- _Aim of the task_: Transcribe the listing word for word.

[Begin Task input]

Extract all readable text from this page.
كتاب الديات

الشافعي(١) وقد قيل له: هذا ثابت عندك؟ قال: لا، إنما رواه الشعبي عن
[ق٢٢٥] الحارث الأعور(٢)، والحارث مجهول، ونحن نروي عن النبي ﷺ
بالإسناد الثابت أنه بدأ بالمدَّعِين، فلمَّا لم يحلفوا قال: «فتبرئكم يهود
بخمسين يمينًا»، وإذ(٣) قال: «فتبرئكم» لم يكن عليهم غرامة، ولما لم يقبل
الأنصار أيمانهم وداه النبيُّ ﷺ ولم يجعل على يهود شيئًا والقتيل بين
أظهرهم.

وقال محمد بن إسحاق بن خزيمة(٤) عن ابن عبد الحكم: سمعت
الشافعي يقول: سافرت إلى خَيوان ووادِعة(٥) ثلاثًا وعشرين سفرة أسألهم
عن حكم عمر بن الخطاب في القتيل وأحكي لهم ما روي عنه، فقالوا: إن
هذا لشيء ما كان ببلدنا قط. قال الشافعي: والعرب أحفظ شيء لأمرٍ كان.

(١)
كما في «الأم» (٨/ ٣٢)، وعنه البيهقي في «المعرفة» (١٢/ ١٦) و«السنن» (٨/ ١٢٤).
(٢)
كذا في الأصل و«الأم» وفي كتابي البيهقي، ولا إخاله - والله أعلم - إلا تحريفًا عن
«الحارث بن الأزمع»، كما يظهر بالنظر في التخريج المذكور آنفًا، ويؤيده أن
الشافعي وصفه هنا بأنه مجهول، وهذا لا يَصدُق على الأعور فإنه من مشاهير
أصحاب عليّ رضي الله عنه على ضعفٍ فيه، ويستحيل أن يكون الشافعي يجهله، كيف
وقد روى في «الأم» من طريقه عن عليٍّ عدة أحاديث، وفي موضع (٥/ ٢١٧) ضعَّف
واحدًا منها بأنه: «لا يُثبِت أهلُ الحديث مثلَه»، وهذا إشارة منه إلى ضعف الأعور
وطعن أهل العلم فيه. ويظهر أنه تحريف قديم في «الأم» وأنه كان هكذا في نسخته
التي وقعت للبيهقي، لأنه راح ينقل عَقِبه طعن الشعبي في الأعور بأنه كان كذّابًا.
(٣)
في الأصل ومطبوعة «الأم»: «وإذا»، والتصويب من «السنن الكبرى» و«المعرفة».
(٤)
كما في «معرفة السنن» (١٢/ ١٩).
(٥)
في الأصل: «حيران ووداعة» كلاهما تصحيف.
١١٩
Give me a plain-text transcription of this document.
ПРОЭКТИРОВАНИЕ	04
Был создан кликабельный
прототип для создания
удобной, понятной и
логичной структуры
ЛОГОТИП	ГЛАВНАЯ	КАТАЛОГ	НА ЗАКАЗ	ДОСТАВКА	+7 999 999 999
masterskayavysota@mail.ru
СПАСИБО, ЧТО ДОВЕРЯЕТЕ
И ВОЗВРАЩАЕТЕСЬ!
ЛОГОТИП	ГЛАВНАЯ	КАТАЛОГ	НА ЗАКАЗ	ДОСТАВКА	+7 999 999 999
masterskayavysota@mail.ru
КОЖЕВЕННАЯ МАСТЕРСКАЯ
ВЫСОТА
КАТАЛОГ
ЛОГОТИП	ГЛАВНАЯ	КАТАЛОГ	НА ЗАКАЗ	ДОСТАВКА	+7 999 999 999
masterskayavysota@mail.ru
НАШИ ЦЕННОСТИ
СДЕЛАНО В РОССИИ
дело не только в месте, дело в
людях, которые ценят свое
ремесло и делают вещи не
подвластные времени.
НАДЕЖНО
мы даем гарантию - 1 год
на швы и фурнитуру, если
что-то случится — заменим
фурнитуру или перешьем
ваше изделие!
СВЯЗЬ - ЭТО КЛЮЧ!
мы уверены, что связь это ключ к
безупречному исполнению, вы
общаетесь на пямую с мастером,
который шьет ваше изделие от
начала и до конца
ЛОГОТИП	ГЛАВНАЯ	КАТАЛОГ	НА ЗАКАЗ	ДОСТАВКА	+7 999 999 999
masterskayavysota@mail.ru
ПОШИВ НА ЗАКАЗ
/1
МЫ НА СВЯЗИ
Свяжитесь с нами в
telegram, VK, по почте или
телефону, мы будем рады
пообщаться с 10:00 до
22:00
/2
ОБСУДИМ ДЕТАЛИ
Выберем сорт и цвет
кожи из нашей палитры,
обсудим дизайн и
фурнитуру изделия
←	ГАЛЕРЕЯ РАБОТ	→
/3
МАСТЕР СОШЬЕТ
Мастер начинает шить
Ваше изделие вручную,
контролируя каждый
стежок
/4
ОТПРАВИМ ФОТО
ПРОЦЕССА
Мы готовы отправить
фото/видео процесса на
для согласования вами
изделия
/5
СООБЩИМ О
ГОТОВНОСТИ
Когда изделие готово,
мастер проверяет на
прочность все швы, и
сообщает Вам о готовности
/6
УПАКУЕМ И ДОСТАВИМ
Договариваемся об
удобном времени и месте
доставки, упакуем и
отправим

[End Task input]

- _Exercise answer_:
Extract all readable text from this page.
كتاب الديات

الشافعي(١) وقد قيل له: هذا ثابت عندك؟ قال: لا، إنما رواه الشعبي عن
[ق٢٢٥] الحارث الأعور(٢)، والحارث مجهول، ونحن نروي عن النبي ﷺ
بالإسناد الثابت أنه بدأ بالمدَّعِين، فلمَّا لم يحلفوا قال: «فتبرئكم يهود
بخمسين يمينًا»، وإذ(٣) قال: «فتبرئكم» لم يكن عليهم غرامة، ولما لم يقبل
الأنصار أيمانهم وداه النبيُّ ﷺ ولم يجعل على يهود شيئًا والقتيل بين
أظهرهم.

وقال محمد بن إسحاق بن خزيمة(٤) عن ابن عبد الحكم: سمعت
الشافعي يقول: سافرت إلى خَيوان ووادِعة(٥) ثلاثًا وعشرين سفرة أسألهم
عن حكم عمر بن الخطاب في القتيل وأحكي لهم ما روي عنه، فقالوا: إن
هذا لشيء ما كان ببلدنا قط. قال الشافعي: والعرب أحفظ شيء لأمرٍ كان.

(١)
كما في «الأم» (٨/ ٣٢)، وعنه البيهقي في «المعرفة» (١٢/ ١٦) و«السنن» (٨/ ١٢٤).
(٢)
كذا في الأصل و«الأم» وفي كتابي البيهقي، ولا إخاله - والله أعلم - إلا تحريفًا عن
«الحارث بن الأزمع»، كما يظهر بالنظر في التخريج المذكور آنفًا، ويؤيده أن
الشافعي وصفه هنا بأنه مجهول، وهذا لا يَصدُق على الأعور فإنه من مشاهير
أصحاب عليّ رضي الله عنه على ضعفٍ فيه، ويستحيل أن يكون الشافعي يجهله، كيف
وقد روى في «الأم» من طريقه عن عليٍّ عدة أحاديث، وفي موضع (٥/ ٢١٧) ضعَّف
واحدًا منها بأنه: «لا يُثبِت أهلُ الحديث مثلَه»، وهذا إشارة منه إلى ضعف الأعور
وطعن أهل العلم فيه. ويظهر أنه تحريف قديم في «الأم» وأنه كان هكذا في نسخته
التي وقعت للبيهقي، لأنه راح ينقل عَقِبه طعن الشعبي في الأعور بأنه كان كذّابًا.
(٣)
في الأصل ومطبوعة «الأم»: «وإذا»، والتصويب من «السنن الكبرى» و«المعرفة».
(٤)
كما في «معرفة السنن» (١٢/ ١٩).
(٥)
في الأصل: «حيران ووداعة» كلاهما تصحيف.
١١٩
Give me a plain-text transcription of this document.
ПРОЭКТИРОВАНИЕ	04
Был создан кликабельный
прототип для создания
удобной, понятной и
логичной структуры
ЛОГОТИП	ГЛАВНАЯ	КАТАЛОГ	НА ЗАКАЗ	ДОСТАВКА	+7 999 999 999
masterskayavysota@mail.ru
СПАСИБО, ЧТО ДОВЕРЯЕТЕ
И ВОЗВРАЩАЕТЕСЬ!
ЛОГОТИП	ГЛАВНАЯ	КАТАЛОГ	НА ЗАКАЗ	ДОСТАВКА	+7 999 999 999
masterskayavysota@mail.ru
КОЖЕВЕННАЯ МАСТЕРСКАЯ
ВЫСОТА
КАТАЛОГ
ЛОГОТИП	ГЛАВНАЯ	КАТАЛОГ	НА ЗАКАЗ	ДОСТАВКА	+7 999 999 999
masterskayavysota@mail.ru
НАШИ ЦЕННОСТИ
СДЕЛАНО В РОССИИ
дело не только в месте, дело в
людях, которые ценят свое
ремесло и делают вещи не
подвластные времени.
НАДЕЖНО
мы даем гарантию - 1 год
на швы и фурнитуру, если
что-то случится — заменим
фурнитуру или перешьем
ваше изделие!
СВЯЗЬ - ЭТО КЛЮЧ!
мы уверены, что связь это ключ к
безупречному исполнению, вы
общаетесь на пямую с мастером,
который шьет ваше изделие от
начала и до конца
ЛОГОТИП	ГЛАВНАЯ	КАТАЛОГ	НА ЗАКАЗ	ДОСТАВКА	+7 999 999 999
masterskayavysota@mail.ru
ПОШИВ НА ЗАКАЗ
/1
МЫ НА СВЯЗИ
Свяжитесь с нами в
telegram, VK, по почте или
телефону, мы будем рады
пообщаться с 10:00 до
22:00
/2
ОБСУДИМ ДЕТАЛИ
Выберем сорт и цвет
кожи из нашей палитры,
обсудим дизайн и
фурнитуру изделия
←	ГАЛЕРЕЯ РАБОТ	→
/3
МАСТЕР СОШЬЕТ
Мастер начинает шить
Ваше изделие вручную,
контролируя каждый
стежок
/4
ОТПРАВИМ ФОТО
ПРОЦЕССА
Мы готовы отправить
фото/видео процесса на
для согласования вами
изделия
/5
СООБЩИМ О
ГОТОВНОСТИ
Когда изделие готово,
мастер проверяет на
прочность все швы, и
сообщает Вам о готовности
/6
УПАКУЕМ И ДОСТАВИМ
Договариваемся об
удобном времени и месте
доставки, упакуем и
отправим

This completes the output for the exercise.